In your copy, reproduce the entries exactly as they are, minus the images.

## BEGIN Input for this task

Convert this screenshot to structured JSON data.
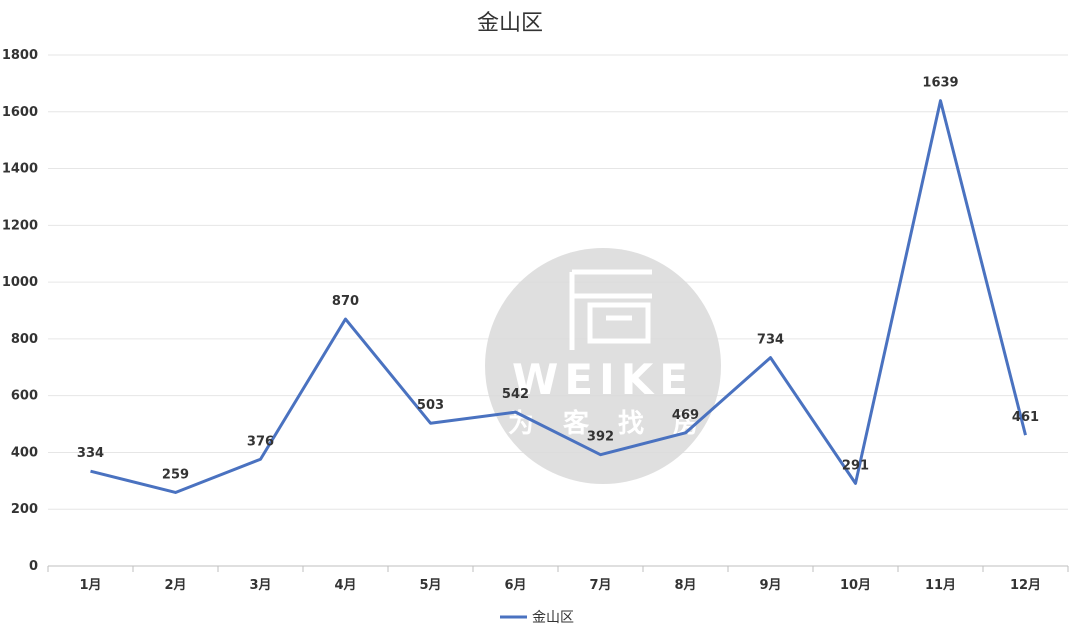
{
  "chart_data": {
    "type": "line",
    "title": "金山区",
    "categories": [
      "1月",
      "2月",
      "3月",
      "4月",
      "5月",
      "6月",
      "7月",
      "8月",
      "9月",
      "10月",
      "11月",
      "12月"
    ],
    "series": [
      {
        "name": "金山区",
        "color": "#4a72c0",
        "values": [
          334,
          259,
          376,
          870,
          503,
          542,
          392,
          469,
          734,
          291,
          1639,
          461
        ]
      }
    ],
    "ylim": [
      0,
      1800
    ],
    "yticks": [
      0,
      200,
      400,
      600,
      800,
      1000,
      1200,
      1400,
      1600,
      1800
    ],
    "grid": true,
    "legend": "bottom",
    "watermark": {
      "brand": "WEIKE",
      "subtitle_chars": [
        "为",
        "客",
        "找",
        "房"
      ],
      "icon": "house-logo-icon"
    }
  }
}
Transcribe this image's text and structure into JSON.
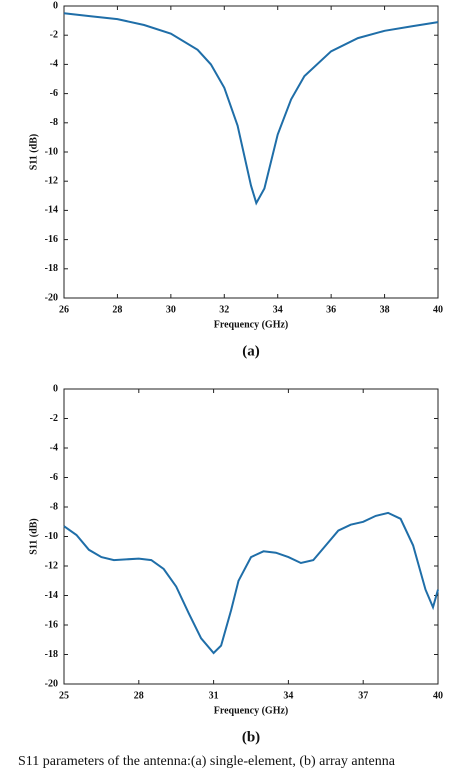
{
  "chart_data": [
    {
      "type": "line",
      "label": "(a)",
      "x_label": "Frequency (GHz)",
      "y_label": "S11 (dB)",
      "xlim": [
        26,
        40
      ],
      "xticks": [
        26,
        28,
        30,
        32,
        34,
        36,
        38,
        40
      ],
      "ylim": [
        -20,
        0
      ],
      "yticks": [
        0,
        -2,
        -4,
        -6,
        -8,
        -10,
        -12,
        -14,
        -16,
        -18,
        -20
      ],
      "series": [
        {
          "color": "#1f6ea8",
          "x": [
            26,
            27,
            28,
            29,
            30,
            31,
            31.5,
            32,
            32.5,
            33,
            33.2,
            33.5,
            34,
            34.5,
            35,
            36,
            37,
            38,
            39,
            40
          ],
          "values": [
            -0.5,
            -0.7,
            -0.9,
            -1.3,
            -1.9,
            -3.0,
            -4.0,
            -5.6,
            -8.2,
            -12.3,
            -13.5,
            -12.5,
            -8.8,
            -6.4,
            -4.8,
            -3.1,
            -2.2,
            -1.7,
            -1.4,
            -1.1
          ]
        }
      ]
    },
    {
      "type": "line",
      "label": "(b)",
      "x_label": "Frequency (GHz)",
      "y_label": "S11 (dB)",
      "xlim": [
        25,
        40
      ],
      "xticks": [
        25,
        28,
        31,
        34,
        37,
        40
      ],
      "ylim": [
        -20,
        0
      ],
      "yticks": [
        0,
        -2,
        -4,
        -6,
        -8,
        -10,
        -12,
        -14,
        -16,
        -18,
        -20
      ],
      "series": [
        {
          "color": "#1f6ea8",
          "x": [
            25,
            25.5,
            26,
            26.5,
            27,
            28,
            28.5,
            29,
            29.5,
            30,
            30.5,
            31,
            31.3,
            31.7,
            32,
            32.5,
            33,
            33.5,
            34,
            34.5,
            35,
            35.5,
            36,
            36.5,
            37,
            37.5,
            38,
            38.5,
            39,
            39.5,
            39.8,
            40
          ],
          "values": [
            -9.3,
            -9.9,
            -10.9,
            -11.4,
            -11.6,
            -11.5,
            -11.6,
            -12.2,
            -13.4,
            -15.2,
            -16.9,
            -17.9,
            -17.4,
            -15.0,
            -13.0,
            -11.4,
            -11.0,
            -11.1,
            -11.4,
            -11.8,
            -11.6,
            -10.6,
            -9.6,
            -9.2,
            -9.0,
            -8.6,
            -8.4,
            -8.8,
            -10.6,
            -13.6,
            -14.8,
            -13.6
          ]
        }
      ]
    }
  ],
  "caption": "S11 parameters of the antenna:(a) single-element, (b) array antenna"
}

## END Input for this task

Exercise solution:
Convert this screenshot to structured JSON data.
{
  "chart_data": {
    "type": "line",
    "title": "金山区",
    "categories": [
      "1月",
      "2月",
      "3月",
      "4月",
      "5月",
      "6月",
      "7月",
      "8月",
      "9月",
      "10月",
      "11月",
      "12月"
    ],
    "series": [
      {
        "name": "金山区",
        "color": "#4a72c0",
        "values": [
          334,
          259,
          376,
          870,
          503,
          542,
          392,
          469,
          734,
          291,
          1639,
          461
        ]
      }
    ],
    "ylim": [
      0,
      1800
    ],
    "yticks": [
      0,
      200,
      400,
      600,
      800,
      1000,
      1200,
      1400,
      1600,
      1800
    ],
    "grid": true,
    "legend": "bottom",
    "watermark": {
      "brand": "WEIKE",
      "subtitle_chars": [
        "为",
        "客",
        "找",
        "房"
      ],
      "icon": "house-logo-icon"
    }
  }
}
Transcribe this image's text and structure into JSON.
{
  "chart_data": [
    {
      "type": "line",
      "label": "(a)",
      "x_label": "Frequency (GHz)",
      "y_label": "S11 (dB)",
      "xlim": [
        26,
        40
      ],
      "xticks": [
        26,
        28,
        30,
        32,
        34,
        36,
        38,
        40
      ],
      "ylim": [
        -20,
        0
      ],
      "yticks": [
        0,
        -2,
        -4,
        -6,
        -8,
        -10,
        -12,
        -14,
        -16,
        -18,
        -20
      ],
      "series": [
        {
          "color": "#1f6ea8",
          "x": [
            26,
            27,
            28,
            29,
            30,
            31,
            31.5,
            32,
            32.5,
            33,
            33.2,
            33.5,
            34,
            34.5,
            35,
            36,
            37,
            38,
            39,
            40
          ],
          "values": [
            -0.5,
            -0.7,
            -0.9,
            -1.3,
            -1.9,
            -3.0,
            -4.0,
            -5.6,
            -8.2,
            -12.3,
            -13.5,
            -12.5,
            -8.8,
            -6.4,
            -4.8,
            -3.1,
            -2.2,
            -1.7,
            -1.4,
            -1.1
          ]
        }
      ]
    },
    {
      "type": "line",
      "label": "(b)",
      "x_label": "Frequency (GHz)",
      "y_label": "S11 (dB)",
      "xlim": [
        25,
        40
      ],
      "xticks": [
        25,
        28,
        31,
        34,
        37,
        40
      ],
      "ylim": [
        -20,
        0
      ],
      "yticks": [
        0,
        -2,
        -4,
        -6,
        -8,
        -10,
        -12,
        -14,
        -16,
        -18,
        -20
      ],
      "series": [
        {
          "color": "#1f6ea8",
          "x": [
            25,
            25.5,
            26,
            26.5,
            27,
            28,
            28.5,
            29,
            29.5,
            30,
            30.5,
            31,
            31.3,
            31.7,
            32,
            32.5,
            33,
            33.5,
            34,
            34.5,
            35,
            35.5,
            36,
            36.5,
            37,
            37.5,
            38,
            38.5,
            39,
            39.5,
            39.8,
            40
          ],
          "values": [
            -9.3,
            -9.9,
            -10.9,
            -11.4,
            -11.6,
            -11.5,
            -11.6,
            -12.2,
            -13.4,
            -15.2,
            -16.9,
            -17.9,
            -17.4,
            -15.0,
            -13.0,
            -11.4,
            -11.0,
            -11.1,
            -11.4,
            -11.8,
            -11.6,
            -10.6,
            -9.6,
            -9.2,
            -9.0,
            -8.6,
            -8.4,
            -8.8,
            -10.6,
            -13.6,
            -14.8,
            -13.6
          ]
        }
      ]
    }
  ],
  "caption": "S11 parameters of the antenna:(a) single-element, (b) array antenna"
}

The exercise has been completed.